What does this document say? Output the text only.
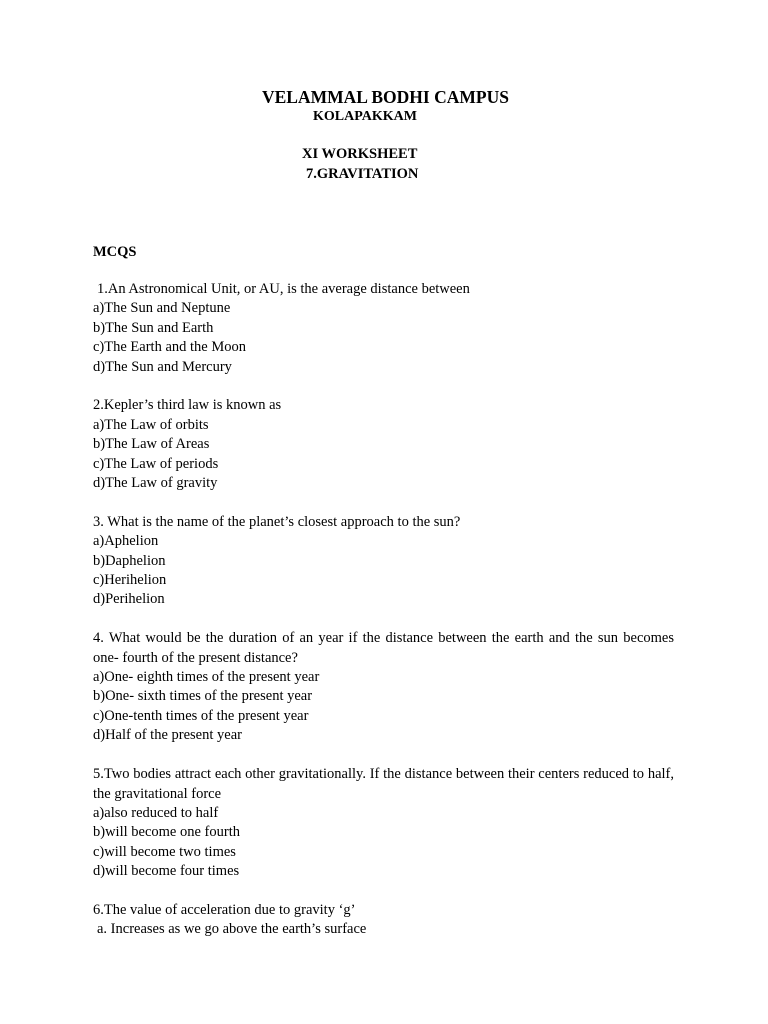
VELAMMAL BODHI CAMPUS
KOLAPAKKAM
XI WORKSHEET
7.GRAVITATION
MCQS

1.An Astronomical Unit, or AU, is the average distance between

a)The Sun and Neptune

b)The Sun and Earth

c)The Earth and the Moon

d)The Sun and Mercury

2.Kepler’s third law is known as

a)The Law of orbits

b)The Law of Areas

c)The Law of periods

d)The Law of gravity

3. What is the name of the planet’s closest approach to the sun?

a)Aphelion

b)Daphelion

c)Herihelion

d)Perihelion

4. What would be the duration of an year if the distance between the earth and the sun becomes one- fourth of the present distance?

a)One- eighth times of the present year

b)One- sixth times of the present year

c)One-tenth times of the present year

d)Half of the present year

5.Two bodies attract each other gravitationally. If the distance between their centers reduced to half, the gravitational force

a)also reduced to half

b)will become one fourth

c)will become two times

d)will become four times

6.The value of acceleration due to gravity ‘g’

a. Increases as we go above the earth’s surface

---

* **Directions**:
Copy out all lines that carry the word "What".

* **Answer for the task**:
What does this document say? Output the text only.
3. What is the name of the planet’s closest approach to the sun?
4. What would be the duration of an year if the distance between the earth and the sun becomes one- fourth of the present distance?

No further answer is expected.